* _Task to complete_:
In the data below, lay out the part that opens with the line containing "console-line: The monitoring" and closes with the line containing "console-output[interactable]: The server" as a Markdown table with the columns "Row" and "Data line", leaving out any blank lines. Include only those lines.

[Items from a data source]
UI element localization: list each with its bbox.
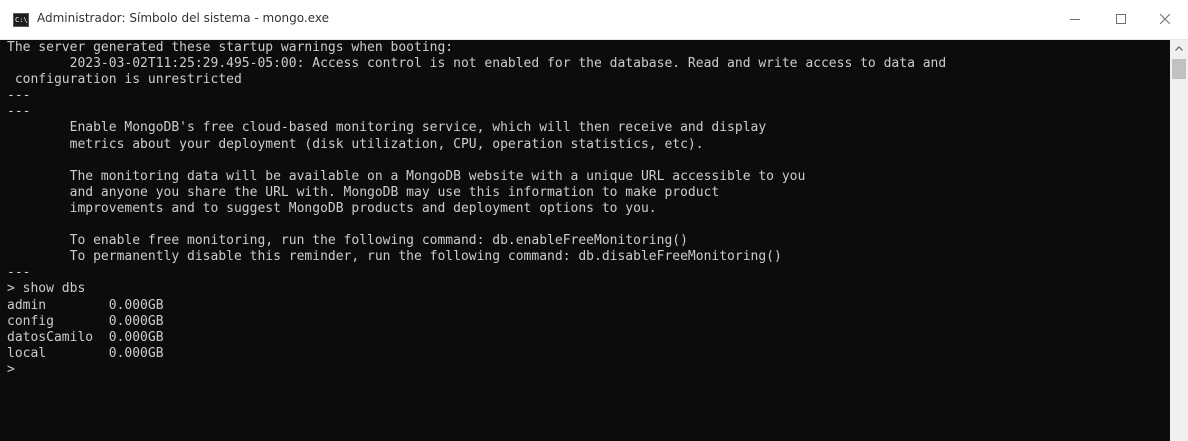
console-line: The monitoring data will be available on… xyxy=(7,168,806,184)
console-line: and anyone you share the URL with. Mongo… xyxy=(7,184,720,200)
console-line: datosCamilo 0.000GB xyxy=(7,329,164,345)
console-line: local 0.000GB xyxy=(7,345,164,361)
close-icon xyxy=(1160,14,1170,24)
maximize-icon xyxy=(1116,14,1126,24)
close-button[interactable] xyxy=(1142,0,1188,39)
console-output[interactable]: The server generated these startup warni… xyxy=(0,40,1170,441)
command-prompt-window: C:\ Administrador: Símbolo del sistema -… xyxy=(0,0,1188,441)
console-line: > xyxy=(7,361,15,377)
console-line: The server generated these startup warni… xyxy=(7,40,454,55)
console-line: --- xyxy=(7,104,31,120)
console-line: To permanently disable this reminder, ru… xyxy=(7,249,782,265)
console-line: To enable free monitoring, run the follo… xyxy=(7,233,688,249)
chevron-up-icon xyxy=(1175,46,1183,51)
window-title: Administrador: Símbolo del sistema - mon… xyxy=(37,11,330,25)
console-line: admin 0.000GB xyxy=(7,297,164,313)
scroll-up-button[interactable] xyxy=(1170,40,1188,57)
scroll-thumb[interactable] xyxy=(1172,59,1186,79)
maximize-button[interactable] xyxy=(1098,0,1144,39)
minimize-button[interactable] xyxy=(1052,0,1098,39)
minimize-icon xyxy=(1070,19,1080,20)
console-line: improvements and to suggest MongoDB prod… xyxy=(7,200,657,216)
vertical-scrollbar[interactable] xyxy=(1170,40,1188,441)
console-line: --- xyxy=(7,88,31,104)
title-bar[interactable]: C:\ Administrador: Símbolo del sistema -… xyxy=(0,0,1188,40)
console-line: > show dbs xyxy=(7,281,86,297)
console-lines: The server generated these startup warni… xyxy=(0,40,1170,378)
console-line: Enable MongoDB's free cloud-based monito… xyxy=(7,120,767,136)
console-line: 2023-03-02T11:25:29.495-05:00: Access co… xyxy=(7,56,947,72)
console-line: metrics about your deployment (disk util… xyxy=(7,136,704,152)
console-line: --- xyxy=(7,265,31,281)
console-line: config 0.000GB xyxy=(7,313,164,329)
command-prompt-icon[interactable]: C:\ xyxy=(13,13,29,27)
console-line: configuration is unrestricted xyxy=(7,72,242,88)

* _The output_:
| Row | Data line |
|---|---|
| 1 | console-line: The monitoring data will be available on… xyxy=(7,168,806,184) |
| 2 | console-line: and anyone you share the URL with. Mongo… xyxy=(7,184,720,200) |
| 3 | console-line: datosCamilo 0.000GB xyxy=(7,329,164,345) |
| 4 | console-line: local 0.000GB xyxy=(7,345,164,361) |
| 5 | close-icon xyxy=(1160,14,1170,24) |
| 6 | maximize-icon xyxy=(1116,14,1126,24) |
| 7 | close-button[interactable] xyxy=(1142,0,1188,39) |
| 8 | console-output[interactable]: The server generated these startup warni… xyxy=(0,40,1170,441) |